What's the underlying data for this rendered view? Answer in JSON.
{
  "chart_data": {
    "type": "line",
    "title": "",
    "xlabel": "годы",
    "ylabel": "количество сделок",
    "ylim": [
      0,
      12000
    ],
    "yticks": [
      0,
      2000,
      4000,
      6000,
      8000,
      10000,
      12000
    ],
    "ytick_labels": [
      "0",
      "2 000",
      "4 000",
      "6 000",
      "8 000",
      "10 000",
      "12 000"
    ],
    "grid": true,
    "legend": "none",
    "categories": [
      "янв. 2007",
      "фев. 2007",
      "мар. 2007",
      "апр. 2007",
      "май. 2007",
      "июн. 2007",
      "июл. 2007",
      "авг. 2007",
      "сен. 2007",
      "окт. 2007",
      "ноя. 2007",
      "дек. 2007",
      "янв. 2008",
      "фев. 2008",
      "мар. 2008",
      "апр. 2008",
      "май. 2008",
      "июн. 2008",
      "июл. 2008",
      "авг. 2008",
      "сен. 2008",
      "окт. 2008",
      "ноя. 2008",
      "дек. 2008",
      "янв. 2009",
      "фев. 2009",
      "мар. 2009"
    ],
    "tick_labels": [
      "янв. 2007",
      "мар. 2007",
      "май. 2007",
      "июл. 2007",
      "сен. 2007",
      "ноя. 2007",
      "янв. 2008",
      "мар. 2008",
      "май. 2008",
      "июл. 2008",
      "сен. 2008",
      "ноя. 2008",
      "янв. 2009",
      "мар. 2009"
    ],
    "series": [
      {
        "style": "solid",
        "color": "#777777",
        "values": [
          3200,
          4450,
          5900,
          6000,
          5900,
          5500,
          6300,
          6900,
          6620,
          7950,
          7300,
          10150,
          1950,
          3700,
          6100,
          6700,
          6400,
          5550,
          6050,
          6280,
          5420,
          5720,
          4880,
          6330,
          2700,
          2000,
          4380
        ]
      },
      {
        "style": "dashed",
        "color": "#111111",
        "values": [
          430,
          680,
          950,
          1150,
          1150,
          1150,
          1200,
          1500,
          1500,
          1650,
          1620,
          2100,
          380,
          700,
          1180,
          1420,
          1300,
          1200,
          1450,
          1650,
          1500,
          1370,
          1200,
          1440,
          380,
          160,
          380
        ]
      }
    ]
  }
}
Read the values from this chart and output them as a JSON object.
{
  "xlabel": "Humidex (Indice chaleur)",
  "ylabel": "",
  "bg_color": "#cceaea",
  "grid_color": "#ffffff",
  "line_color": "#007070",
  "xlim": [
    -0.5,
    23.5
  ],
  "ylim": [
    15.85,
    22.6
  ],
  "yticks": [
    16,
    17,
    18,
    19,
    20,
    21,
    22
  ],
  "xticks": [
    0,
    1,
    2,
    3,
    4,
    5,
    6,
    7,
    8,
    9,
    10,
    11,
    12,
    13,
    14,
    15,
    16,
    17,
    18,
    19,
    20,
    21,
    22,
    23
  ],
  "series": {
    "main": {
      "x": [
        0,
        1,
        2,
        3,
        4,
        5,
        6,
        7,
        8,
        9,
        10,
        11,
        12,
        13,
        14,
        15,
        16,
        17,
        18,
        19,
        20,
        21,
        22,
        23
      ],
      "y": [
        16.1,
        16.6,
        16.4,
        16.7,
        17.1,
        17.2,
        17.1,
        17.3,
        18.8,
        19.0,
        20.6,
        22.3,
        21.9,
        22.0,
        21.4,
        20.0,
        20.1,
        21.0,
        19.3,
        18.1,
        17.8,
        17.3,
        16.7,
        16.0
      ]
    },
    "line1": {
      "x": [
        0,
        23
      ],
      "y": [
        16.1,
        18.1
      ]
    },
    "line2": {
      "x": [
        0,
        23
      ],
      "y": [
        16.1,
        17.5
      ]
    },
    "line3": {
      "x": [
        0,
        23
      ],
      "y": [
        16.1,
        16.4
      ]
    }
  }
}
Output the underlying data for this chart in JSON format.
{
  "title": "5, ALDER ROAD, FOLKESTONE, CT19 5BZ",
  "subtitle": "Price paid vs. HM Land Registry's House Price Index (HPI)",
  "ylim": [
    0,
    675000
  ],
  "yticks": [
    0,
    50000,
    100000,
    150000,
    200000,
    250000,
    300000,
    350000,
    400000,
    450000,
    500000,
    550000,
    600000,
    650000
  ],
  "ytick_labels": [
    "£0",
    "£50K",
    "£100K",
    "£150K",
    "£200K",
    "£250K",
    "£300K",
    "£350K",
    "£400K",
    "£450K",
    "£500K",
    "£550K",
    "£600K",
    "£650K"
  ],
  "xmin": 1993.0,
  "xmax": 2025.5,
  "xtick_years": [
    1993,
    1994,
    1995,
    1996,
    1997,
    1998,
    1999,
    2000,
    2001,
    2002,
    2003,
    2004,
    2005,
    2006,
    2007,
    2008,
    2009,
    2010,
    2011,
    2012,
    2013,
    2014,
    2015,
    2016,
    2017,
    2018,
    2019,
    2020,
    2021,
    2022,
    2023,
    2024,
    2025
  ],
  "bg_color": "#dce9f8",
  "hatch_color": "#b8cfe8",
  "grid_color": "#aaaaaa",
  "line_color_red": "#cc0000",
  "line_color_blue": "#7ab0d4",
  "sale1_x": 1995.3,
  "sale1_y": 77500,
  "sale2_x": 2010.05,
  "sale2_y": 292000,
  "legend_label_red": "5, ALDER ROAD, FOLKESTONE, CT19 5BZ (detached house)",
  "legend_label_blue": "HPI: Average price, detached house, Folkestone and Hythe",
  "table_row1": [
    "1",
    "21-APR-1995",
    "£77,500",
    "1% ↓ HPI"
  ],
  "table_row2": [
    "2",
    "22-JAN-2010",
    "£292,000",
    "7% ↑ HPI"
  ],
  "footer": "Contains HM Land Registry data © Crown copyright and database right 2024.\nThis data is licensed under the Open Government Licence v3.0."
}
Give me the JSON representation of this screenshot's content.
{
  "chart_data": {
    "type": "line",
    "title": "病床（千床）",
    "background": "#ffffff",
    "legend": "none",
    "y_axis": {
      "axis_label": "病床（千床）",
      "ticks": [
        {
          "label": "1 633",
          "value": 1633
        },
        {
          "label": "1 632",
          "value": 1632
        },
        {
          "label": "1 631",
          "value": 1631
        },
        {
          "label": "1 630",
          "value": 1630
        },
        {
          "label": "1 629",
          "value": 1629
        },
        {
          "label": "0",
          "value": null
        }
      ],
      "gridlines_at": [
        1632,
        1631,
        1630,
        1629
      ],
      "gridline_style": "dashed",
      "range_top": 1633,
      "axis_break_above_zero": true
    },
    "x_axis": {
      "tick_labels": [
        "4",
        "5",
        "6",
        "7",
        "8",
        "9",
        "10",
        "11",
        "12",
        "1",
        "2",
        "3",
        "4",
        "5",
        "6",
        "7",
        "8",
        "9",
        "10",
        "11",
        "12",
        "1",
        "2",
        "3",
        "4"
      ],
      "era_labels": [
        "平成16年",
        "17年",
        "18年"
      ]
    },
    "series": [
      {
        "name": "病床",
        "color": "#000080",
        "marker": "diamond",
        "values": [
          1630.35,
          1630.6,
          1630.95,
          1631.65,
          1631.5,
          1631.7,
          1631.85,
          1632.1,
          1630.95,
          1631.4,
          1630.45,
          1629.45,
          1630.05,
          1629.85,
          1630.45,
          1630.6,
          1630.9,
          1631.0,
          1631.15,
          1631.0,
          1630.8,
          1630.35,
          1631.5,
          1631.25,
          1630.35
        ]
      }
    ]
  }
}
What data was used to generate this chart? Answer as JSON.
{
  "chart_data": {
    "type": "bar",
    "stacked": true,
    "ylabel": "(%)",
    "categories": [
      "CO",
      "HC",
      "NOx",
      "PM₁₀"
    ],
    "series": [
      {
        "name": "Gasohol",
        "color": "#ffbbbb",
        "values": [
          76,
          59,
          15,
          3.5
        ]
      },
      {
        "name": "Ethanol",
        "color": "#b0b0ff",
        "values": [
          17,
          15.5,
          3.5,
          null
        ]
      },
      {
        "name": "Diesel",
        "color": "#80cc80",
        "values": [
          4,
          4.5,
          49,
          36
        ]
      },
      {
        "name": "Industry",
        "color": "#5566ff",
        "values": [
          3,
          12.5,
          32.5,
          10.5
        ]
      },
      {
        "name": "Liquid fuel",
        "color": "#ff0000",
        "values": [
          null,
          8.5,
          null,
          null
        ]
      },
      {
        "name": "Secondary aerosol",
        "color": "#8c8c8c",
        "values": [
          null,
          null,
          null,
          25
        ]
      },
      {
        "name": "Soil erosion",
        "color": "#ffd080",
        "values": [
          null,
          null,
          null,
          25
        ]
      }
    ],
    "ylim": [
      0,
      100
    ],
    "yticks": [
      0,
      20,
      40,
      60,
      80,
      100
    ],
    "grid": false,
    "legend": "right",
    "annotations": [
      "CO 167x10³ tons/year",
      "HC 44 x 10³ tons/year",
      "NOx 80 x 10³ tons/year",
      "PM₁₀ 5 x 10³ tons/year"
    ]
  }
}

- Prompt
Sift the material for lines with the string "name". Copy each one found.

- Written solution
        "name": "病床",
        "name": "Gasohol",
        "name": "Ethanol",
        "name": "Diesel",
        "name": "Industry",
        "name": "Liquid fuel",
        "name": "Secondary aerosol",
        "name": "Soil erosion",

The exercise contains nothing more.